Copy every line in which the string "Plugin" occurs.

Stored data entries:
::::

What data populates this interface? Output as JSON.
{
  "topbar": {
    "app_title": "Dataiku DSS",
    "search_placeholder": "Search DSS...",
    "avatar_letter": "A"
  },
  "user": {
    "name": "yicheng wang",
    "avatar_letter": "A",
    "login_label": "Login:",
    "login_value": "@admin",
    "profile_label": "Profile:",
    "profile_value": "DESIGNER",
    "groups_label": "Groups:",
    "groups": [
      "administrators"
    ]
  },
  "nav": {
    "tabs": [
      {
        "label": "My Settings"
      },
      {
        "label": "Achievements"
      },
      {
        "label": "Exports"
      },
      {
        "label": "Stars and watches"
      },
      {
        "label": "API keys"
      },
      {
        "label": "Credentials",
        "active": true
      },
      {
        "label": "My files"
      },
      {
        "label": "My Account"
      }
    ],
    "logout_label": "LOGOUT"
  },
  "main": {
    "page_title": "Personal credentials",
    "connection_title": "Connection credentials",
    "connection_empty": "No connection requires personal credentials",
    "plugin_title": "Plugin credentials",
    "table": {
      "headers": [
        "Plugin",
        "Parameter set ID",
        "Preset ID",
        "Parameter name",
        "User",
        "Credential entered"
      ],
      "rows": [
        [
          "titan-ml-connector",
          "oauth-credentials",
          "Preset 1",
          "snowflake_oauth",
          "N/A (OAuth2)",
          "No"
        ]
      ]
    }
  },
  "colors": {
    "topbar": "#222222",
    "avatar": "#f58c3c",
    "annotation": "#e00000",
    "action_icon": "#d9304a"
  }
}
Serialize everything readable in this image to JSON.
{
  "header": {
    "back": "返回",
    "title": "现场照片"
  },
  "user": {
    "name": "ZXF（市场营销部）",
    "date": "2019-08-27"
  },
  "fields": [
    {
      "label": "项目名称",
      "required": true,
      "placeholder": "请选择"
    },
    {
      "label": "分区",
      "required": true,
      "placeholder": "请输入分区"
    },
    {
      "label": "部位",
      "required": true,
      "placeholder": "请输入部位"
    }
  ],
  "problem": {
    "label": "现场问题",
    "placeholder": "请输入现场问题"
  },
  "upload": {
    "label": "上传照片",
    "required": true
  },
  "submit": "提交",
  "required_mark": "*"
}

::::

Correct result:
    "plugin_title": "Plugin credentials",
        "Plugin",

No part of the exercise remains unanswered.